Goal of the exercise: Both the line containing "Transcribe this image's" and the last line of the listing are included: write out exactly the lines from one to the other.

Supplied data:
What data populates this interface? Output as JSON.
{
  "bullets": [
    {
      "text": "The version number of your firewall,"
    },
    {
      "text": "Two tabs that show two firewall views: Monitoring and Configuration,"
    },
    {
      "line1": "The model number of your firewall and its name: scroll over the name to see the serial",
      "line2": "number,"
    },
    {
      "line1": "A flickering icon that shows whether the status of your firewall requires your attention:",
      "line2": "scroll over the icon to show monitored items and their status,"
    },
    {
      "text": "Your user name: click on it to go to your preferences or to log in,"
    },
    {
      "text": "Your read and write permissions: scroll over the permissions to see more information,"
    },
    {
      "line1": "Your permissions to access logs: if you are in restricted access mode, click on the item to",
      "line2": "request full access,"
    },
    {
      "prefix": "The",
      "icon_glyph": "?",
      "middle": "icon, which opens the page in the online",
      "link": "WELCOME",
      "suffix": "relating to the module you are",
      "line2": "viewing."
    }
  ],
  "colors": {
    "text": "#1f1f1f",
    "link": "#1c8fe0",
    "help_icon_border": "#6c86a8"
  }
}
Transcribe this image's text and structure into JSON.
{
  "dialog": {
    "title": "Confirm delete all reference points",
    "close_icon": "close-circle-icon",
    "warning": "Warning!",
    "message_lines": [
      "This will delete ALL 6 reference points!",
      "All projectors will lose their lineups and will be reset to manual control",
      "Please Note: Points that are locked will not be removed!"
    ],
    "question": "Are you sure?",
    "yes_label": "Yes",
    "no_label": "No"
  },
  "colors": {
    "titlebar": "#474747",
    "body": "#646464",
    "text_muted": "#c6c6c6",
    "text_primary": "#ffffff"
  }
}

Solution for this problem:
Transcribe this image's text and structure into JSON.
{
  "dialog": {
    "title": "Confirm delete all reference points",
    "close_icon": "close-circle-icon",
    "warning": "Warning!",
    "message_lines": [
      "This will delete ALL 6 reference points!",
      "All projectors will lose their lineups and will be reset to manual control",
      "Please Note: Points that are locked will not be removed!"
    ],
    "question": "Are you sure?",
    "yes_label": "Yes",
    "no_label": "No"
  },
  "colors": {
    "titlebar": "#474747",
    "body": "#646464",
    "text_muted": "#c6c6c6",
    "text_primary": "#ffffff"
  }
}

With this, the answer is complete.